[Saved entries]
↓
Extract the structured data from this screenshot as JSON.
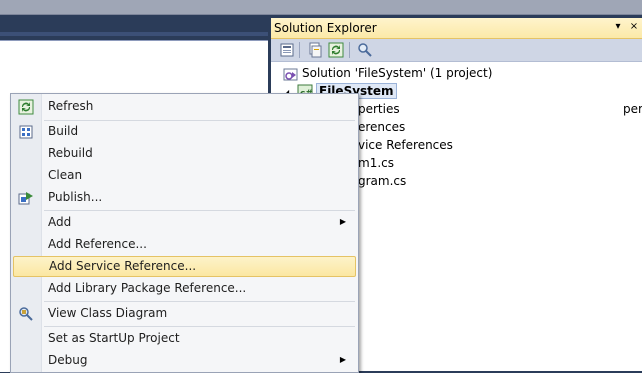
{
  "solution_explorer": {
    "title": "Solution Explorer",
    "pin_glyph": "▾",
    "autohide_glyph": "⊿",
    "close_glyph": "×",
    "toolbar_icons": [
      "properties-icon",
      "show-all-files-icon",
      "refresh-icon",
      "class-view-icon"
    ],
    "tree": [
      {
        "label": "Solution 'FileSystem' (1 project)",
        "icon": "solution-icon"
      },
      {
        "label": "FileSystem",
        "icon": "csharp-project-icon",
        "expander": "◢",
        "selected": true
      },
      {
        "label": "perties",
        "icon": ""
      },
      {
        "label": "erences",
        "icon": ""
      },
      {
        "label": "vice References",
        "icon": ""
      },
      {
        "label": "m1.cs",
        "icon": ""
      },
      {
        "label": "gram.cs",
        "icon": ""
      }
    ]
  },
  "context_menu": {
    "items": [
      {
        "label": "Refresh",
        "icon": "refresh-icon"
      },
      {
        "label": "Build",
        "icon": "build-icon"
      },
      {
        "label": "Rebuild",
        "icon": ""
      },
      {
        "label": "Clean",
        "icon": ""
      },
      {
        "label": "Publish...",
        "icon": "publish-icon"
      },
      {
        "label": "Add",
        "submenu": "▶"
      },
      {
        "label": "Add Reference...",
        "icon": ""
      },
      {
        "label": "Add Service Reference...",
        "icon": "",
        "highlighted": true
      },
      {
        "label": "Add Library Package Reference...",
        "icon": ""
      },
      {
        "label": "View Class Diagram",
        "icon": "class-diagram-icon"
      },
      {
        "label": "Set as StartUp Project",
        "icon": ""
      },
      {
        "label": "Debug",
        "submenu": "▶"
      }
    ]
  },
  "colors": {
    "chrome": "#2b3c59",
    "highlight": "#fbe7a2",
    "title_bar": "#fbe9a8"
  }
}
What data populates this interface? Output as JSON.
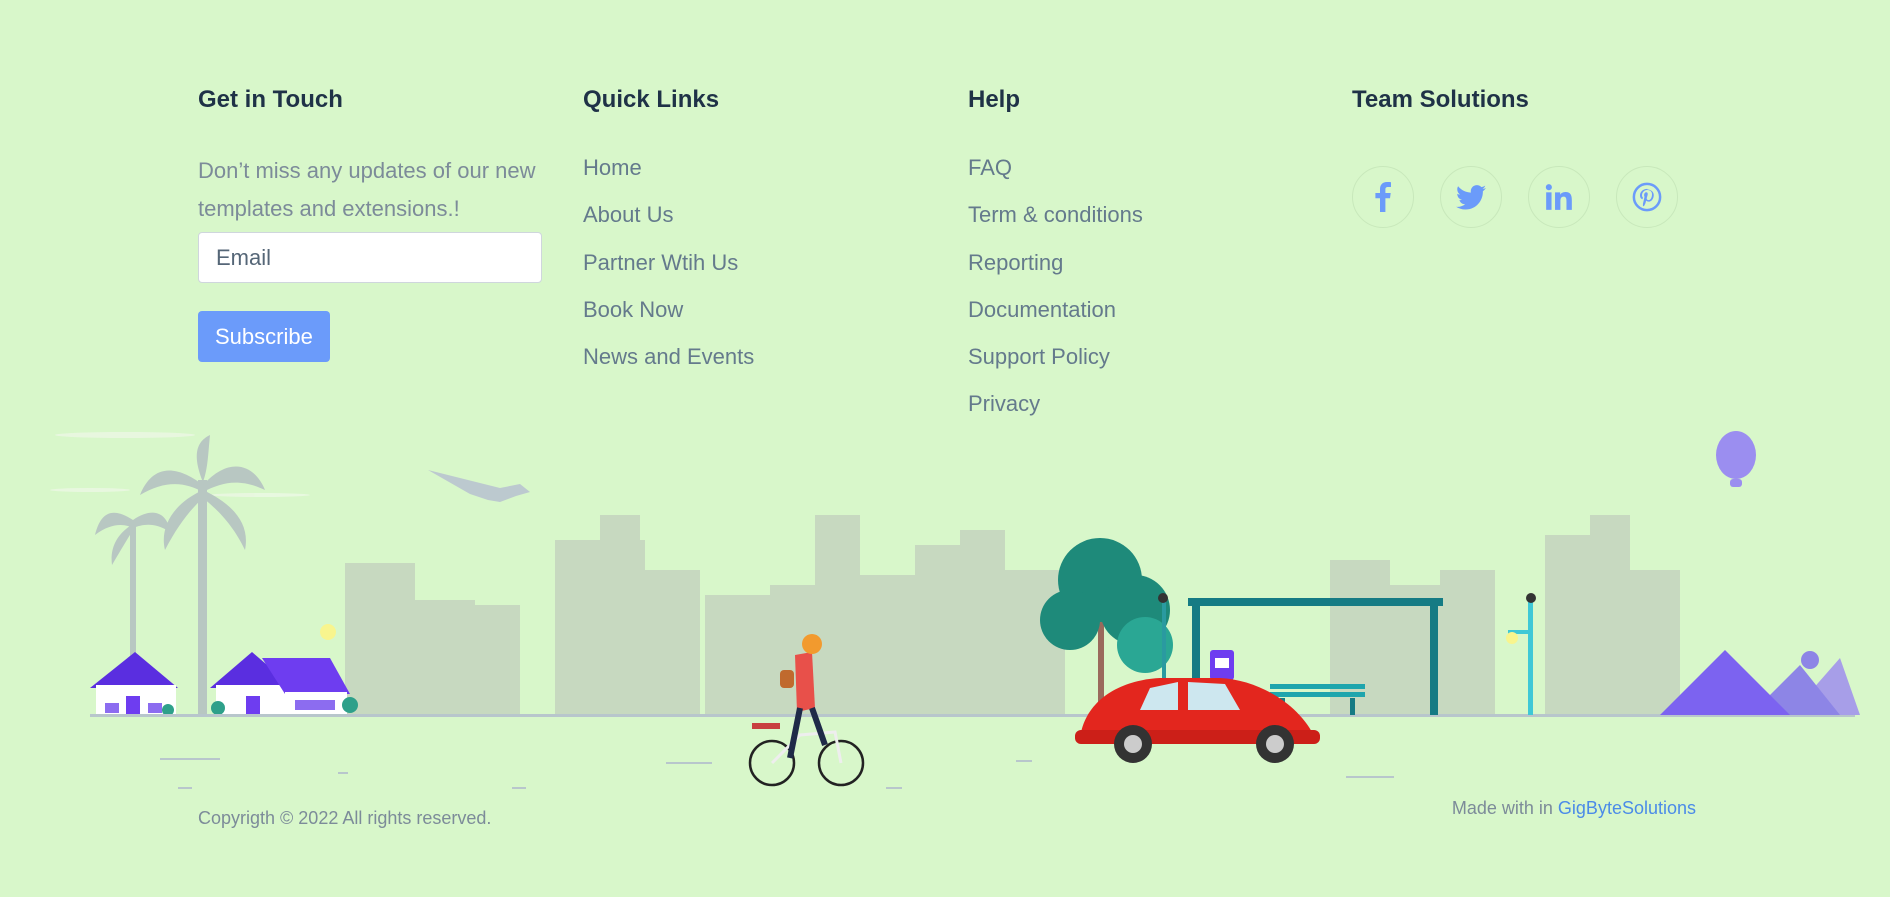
{
  "touch": {
    "heading": "Get in Touch",
    "desc_line1": "Don’t miss any updates of our new",
    "desc_line2": "templates and extensions.!",
    "email_placeholder": "Email",
    "subscribe_label": "Subscribe"
  },
  "quick_links": {
    "heading": "Quick Links",
    "items": [
      "Home",
      "About Us",
      "Partner Wtih Us",
      "Book Now",
      "News and Events"
    ]
  },
  "help": {
    "heading": "Help",
    "items": [
      "FAQ",
      "Term & conditions",
      "Reporting",
      "Documentation",
      "Support Policy",
      "Privacy"
    ]
  },
  "team": {
    "heading": "Team Solutions",
    "social": [
      "facebook-icon",
      "twitter-icon",
      "linkedin-icon",
      "pinterest-icon"
    ]
  },
  "bottom": {
    "copyright": "Copyrigth © 2022 All rights reserved.",
    "made_with": "Made with in",
    "brand": "GigByteSolutions"
  },
  "colors": {
    "background": "#d8f7ca",
    "accent": "#6b9bfa",
    "heading": "#1f3247",
    "link": "#647a8c",
    "brand_link": "#4b8be8"
  }
}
↑
-- Brief --
Select every line in the material above where the string "FileSystem" occurs, and copy it.

-- Exercise response --
        "label": "Solution 'FileSystem' (1 project)",
        "label": "FileSystem",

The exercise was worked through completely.